Extracted data entries
------------------------

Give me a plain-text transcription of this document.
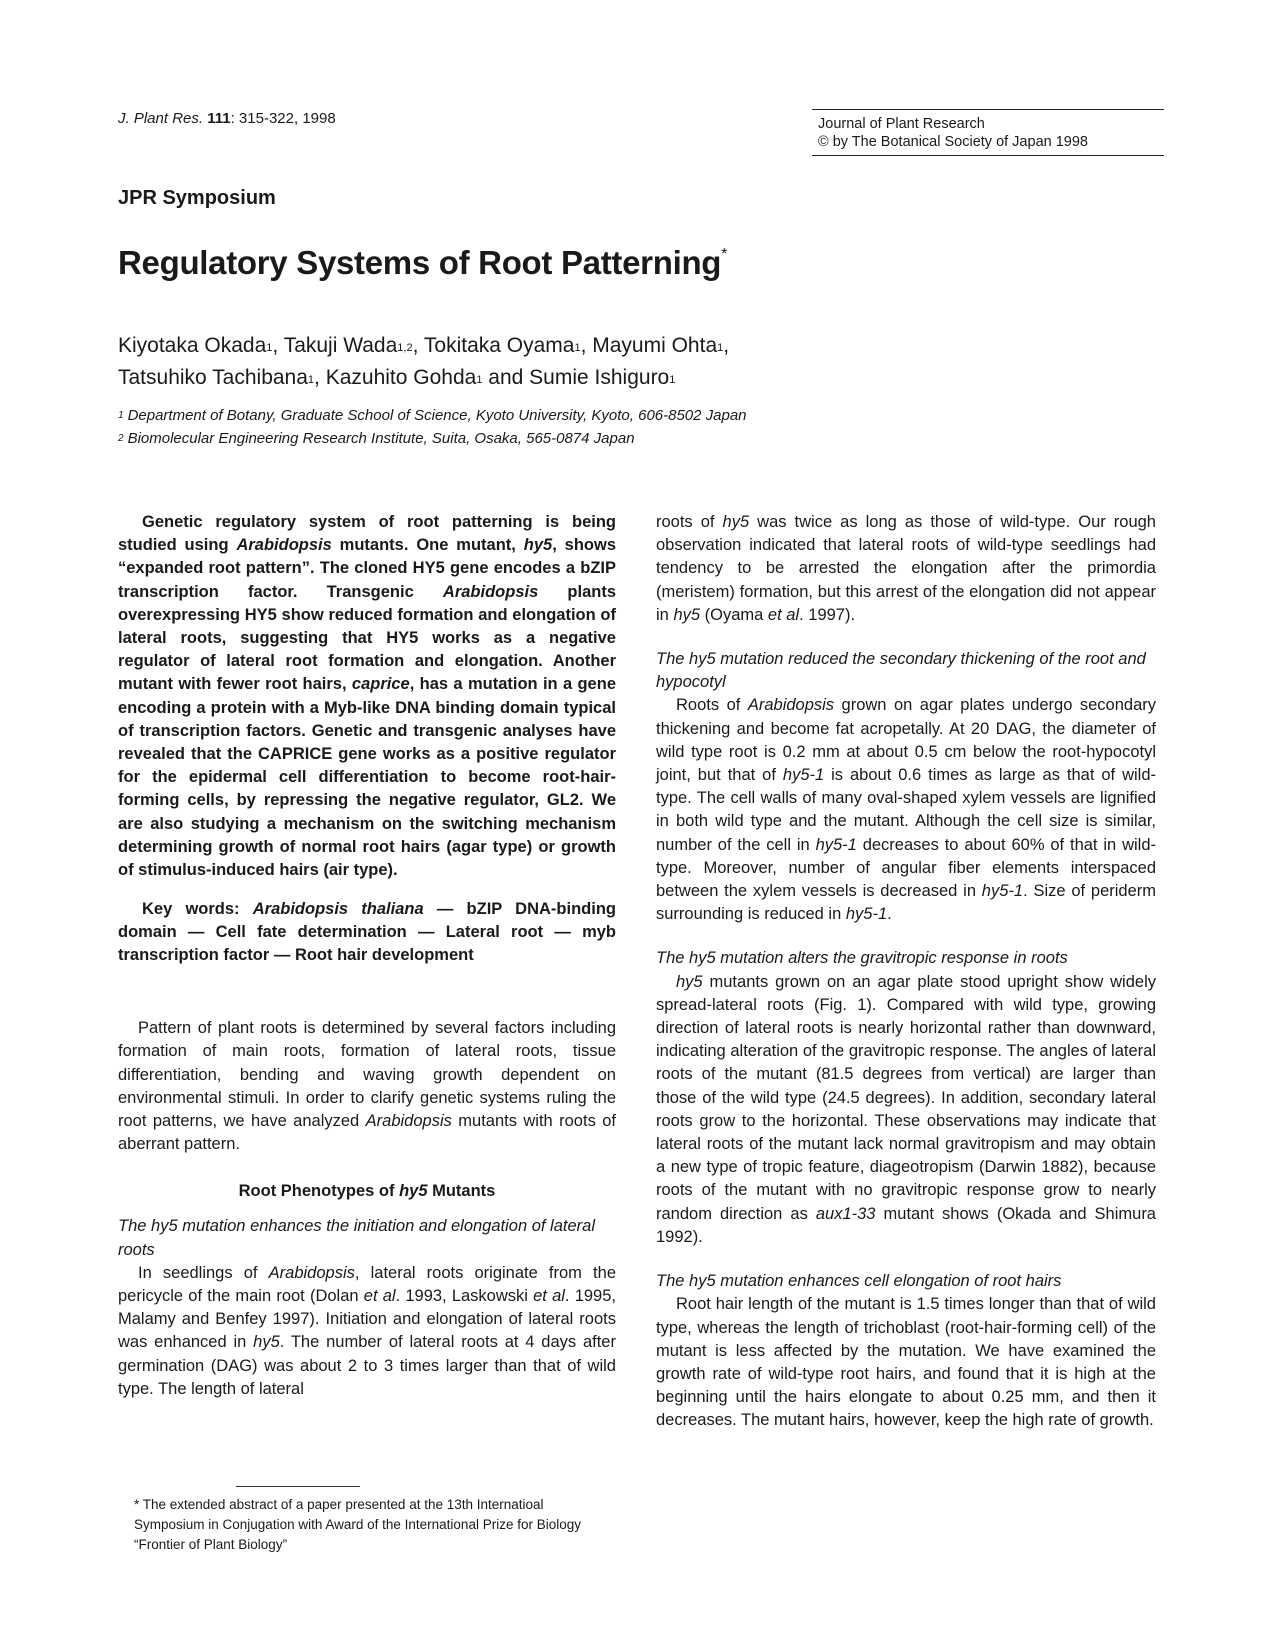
J. Plant Res. 111: 315-322, 1998	Journal of Plant Research
© by The Botanical Society of Japan 1998
JPR Symposium
Regulatory Systems of Root Patterning*
Kiyotaka Okada$^1$, Takuji Wada$^{1,2}$, Tokitaka Oyama$^1$, Mayumi Ohta$^1$,
Tatsuhiko Tachibana$^1$, Kazuhito Gohda$^1$ and Sumie Ishiguro$^1$
$^1$ Department of Botany, Graduate School of Science, Kyoto University, Kyoto, 606-8502 Japan
$^2$ Biomolecular Engineering Research Institute, Suita, Osaka, 565-0874 Japan

Genetic regulatory system of root patterning is being studied using Arabidopsis mutants. One mutant, hy5, shows “expanded root pattern”. The cloned HY5 gene encodes a bZIP transcription factor. Transgenic Arabidopsis plants overexpressing HY5 show reduced formation and elongation of lateral roots, suggesting that HY5 works as a negative regulator of lateral root formation and elongation. Another mutant with fewer root hairs, caprice, has a mutation in a gene encoding a protein with a Myb-like DNA binding domain typical of transcription factors. Genetic and transgenic analyses have revealed that the CAPRICE gene works as a positive regulator for the epidermal cell differentiation to become root-hair-forming cells, by repressing the negative regulator, GL2. We are also studying a mechanism on the switching mechanism determining growth of normal root hairs (agar type) or growth of stimulus-induced hairs (air type).

Key words: Arabidopsis thaliana — bZIP DNA-binding domain — Cell fate determination — Lateral root — myb transcription factor — Root hair development

Pattern of plant roots is determined by several factors including formation of main roots, formation of lateral roots, tissue differentiation, bending and waving growth dependent on environmental stimuli. In order to clarify genetic systems ruling the root patterns, we have analyzed Arabidopsis mutants with roots of aberrant pattern.

Root Phenotypes of hy5 Mutants

The hy5 mutation enhances the initiation and elongation of lateral roots

In seedlings of Arabidopsis, lateral roots originate from the pericycle of the main root (Dolan et al. 1993, Laskowski et al. 1995, Malamy and Benfey 1997). Initiation and elongation of lateral roots was enhanced in hy5. The number of lateral roots at 4 days after germination (DAG) was about 2 to 3 times larger than that of wild type. The length of lateral

roots of hy5 was twice as long as those of wild-type. Our rough observation indicated that lateral roots of wild-type seedlings had tendency to be arrested the elongation after the primordia (meristem) formation, but this arrest of the elongation did not appear in hy5 (Oyama et al. 1997).

The hy5 mutation reduced the secondary thickening of the root and hypocotyl

Roots of Arabidopsis grown on agar plates undergo secondary thickening and become fat acropetally. At 20 DAG, the diameter of wild type root is 0.2 mm at about 0.5 cm below the root-hypocotyl joint, but that of hy5-1 is about 0.6 times as large as that of wild-type. The cell walls of many oval-shaped xylem vessels are lignified in both wild type and the mutant. Although the cell size is similar, number of the cell in hy5-1 decreases to about 60% of that in wild-type. Moreover, number of angular fiber elements interspaced between the xylem vessels is decreased in hy5-1. Size of periderm surrounding is reduced in hy5-1.

The hy5 mutation alters the gravitropic response in roots

hy5 mutants grown on an agar plate stood upright show widely spread-lateral roots (Fig. 1). Compared with wild type, growing direction of lateral roots is nearly horizontal rather than downward, indicating alteration of the gravitropic response. The angles of lateral roots of the mutant (81.5 degrees from vertical) are larger than those of the wild type (24.5 degrees). In addition, secondary lateral roots grow to the horizontal. These observations may indicate that lateral roots of the mutant lack normal gravitropism and may obtain a new type of tropic feature, diageotropism (Darwin 1882), because roots of the mutant with no gravitropic response grow to nearly random direction as aux1-33 mutant shows (Okada and Shimura 1992).

The hy5 mutation enhances cell elongation of root hairs

Root hair length of the mutant is 1.5 times longer than that of wild type, whereas the length of trichoblast (root-hair-forming cell) of the mutant is less affected by the mutation. We have examined the growth rate of wild-type root hairs, and found that it is high at the beginning until the hairs elongate to about 0.25 mm, and then it decreases. The mutant hairs, however, keep the high rate of growth.

* The extended abstract of a paper presented at the 13th Internatioal Symposium in Conjugation with Award of the International Prize for Biology “Frontier of Plant Biology”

------------------------

◆ **WHAT YOU WILL DO**
Excluding every picture, write out each record word for word.

◆ **SOLUTION**
Give me a plain-text transcription of this document.
J. Plant Res. 111: 315-322, 1998	Journal of Plant Research
© by The Botanical Society of Japan 1998
JPR Symposium
Regulatory Systems of Root Patterning*
Kiyotaka Okada$^1$, Takuji Wada$^{1,2}$, Tokitaka Oyama$^1$, Mayumi Ohta$^1$,
Tatsuhiko Tachibana$^1$, Kazuhito Gohda$^1$ and Sumie Ishiguro$^1$
$^1$ Department of Botany, Graduate School of Science, Kyoto University, Kyoto, 606-8502 Japan
$^2$ Biomolecular Engineering Research Institute, Suita, Osaka, 565-0874 Japan

Genetic regulatory system of root patterning is being studied using Arabidopsis mutants. One mutant, hy5, shows “expanded root pattern”. The cloned HY5 gene encodes a bZIP transcription factor. Transgenic Arabidopsis plants overexpressing HY5 show reduced formation and elongation of lateral roots, suggesting that HY5 works as a negative regulator of lateral root formation and elongation. Another mutant with fewer root hairs, caprice, has a mutation in a gene encoding a protein with a Myb-like DNA binding domain typical of transcription factors. Genetic and transgenic analyses have revealed that the CAPRICE gene works as a positive regulator for the epidermal cell differentiation to become root-hair-forming cells, by repressing the negative regulator, GL2. We are also studying a mechanism on the switching mechanism determining growth of normal root hairs (agar type) or growth of stimulus-induced hairs (air type).

Key words: Arabidopsis thaliana — bZIP DNA-binding domain — Cell fate determination — Lateral root — myb transcription factor — Root hair development

Pattern of plant roots is determined by several factors including formation of main roots, formation of lateral roots, tissue differentiation, bending and waving growth dependent on environmental stimuli. In order to clarify genetic systems ruling the root patterns, we have analyzed Arabidopsis mutants with roots of aberrant pattern.

Root Phenotypes of hy5 Mutants

The hy5 mutation enhances the initiation and elongation of lateral roots

In seedlings of Arabidopsis, lateral roots originate from the pericycle of the main root (Dolan et al. 1993, Laskowski et al. 1995, Malamy and Benfey 1997). Initiation and elongation of lateral roots was enhanced in hy5. The number of lateral roots at 4 days after germination (DAG) was about 2 to 3 times larger than that of wild type. The length of lateral

roots of hy5 was twice as long as those of wild-type. Our rough observation indicated that lateral roots of wild-type seedlings had tendency to be arrested the elongation after the primordia (meristem) formation, but this arrest of the elongation did not appear in hy5 (Oyama et al. 1997).

The hy5 mutation reduced the secondary thickening of the root and hypocotyl

Roots of Arabidopsis grown on agar plates undergo secondary thickening and become fat acropetally. At 20 DAG, the diameter of wild type root is 0.2 mm at about 0.5 cm below the root-hypocotyl joint, but that of hy5-1 is about 0.6 times as large as that of wild-type. The cell walls of many oval-shaped xylem vessels are lignified in both wild type and the mutant. Although the cell size is similar, number of the cell in hy5-1 decreases to about 60% of that in wild-type. Moreover, number of angular fiber elements interspaced between the xylem vessels is decreased in hy5-1. Size of periderm surrounding is reduced in hy5-1.

The hy5 mutation alters the gravitropic response in roots

hy5 mutants grown on an agar plate stood upright show widely spread-lateral roots (Fig. 1). Compared with wild type, growing direction of lateral roots is nearly horizontal rather than downward, indicating alteration of the gravitropic response. The angles of lateral roots of the mutant (81.5 degrees from vertical) are larger than those of the wild type (24.5 degrees). In addition, secondary lateral roots grow to the horizontal. These observations may indicate that lateral roots of the mutant lack normal gravitropism and may obtain a new type of tropic feature, diageotropism (Darwin 1882), because roots of the mutant with no gravitropic response grow to nearly random direction as aux1-33 mutant shows (Okada and Shimura 1992).

The hy5 mutation enhances cell elongation of root hairs

Root hair length of the mutant is 1.5 times longer than that of wild type, whereas the length of trichoblast (root-hair-forming cell) of the mutant is less affected by the mutation. We have examined the growth rate of wild-type root hairs, and found that it is high at the beginning until the hairs elongate to about 0.25 mm, and then it decreases. The mutant hairs, however, keep the high rate of growth.

* The extended abstract of a paper presented at the 13th Internatioal Symposium in Conjugation with Award of the International Prize for Biology “Frontier of Plant Biology”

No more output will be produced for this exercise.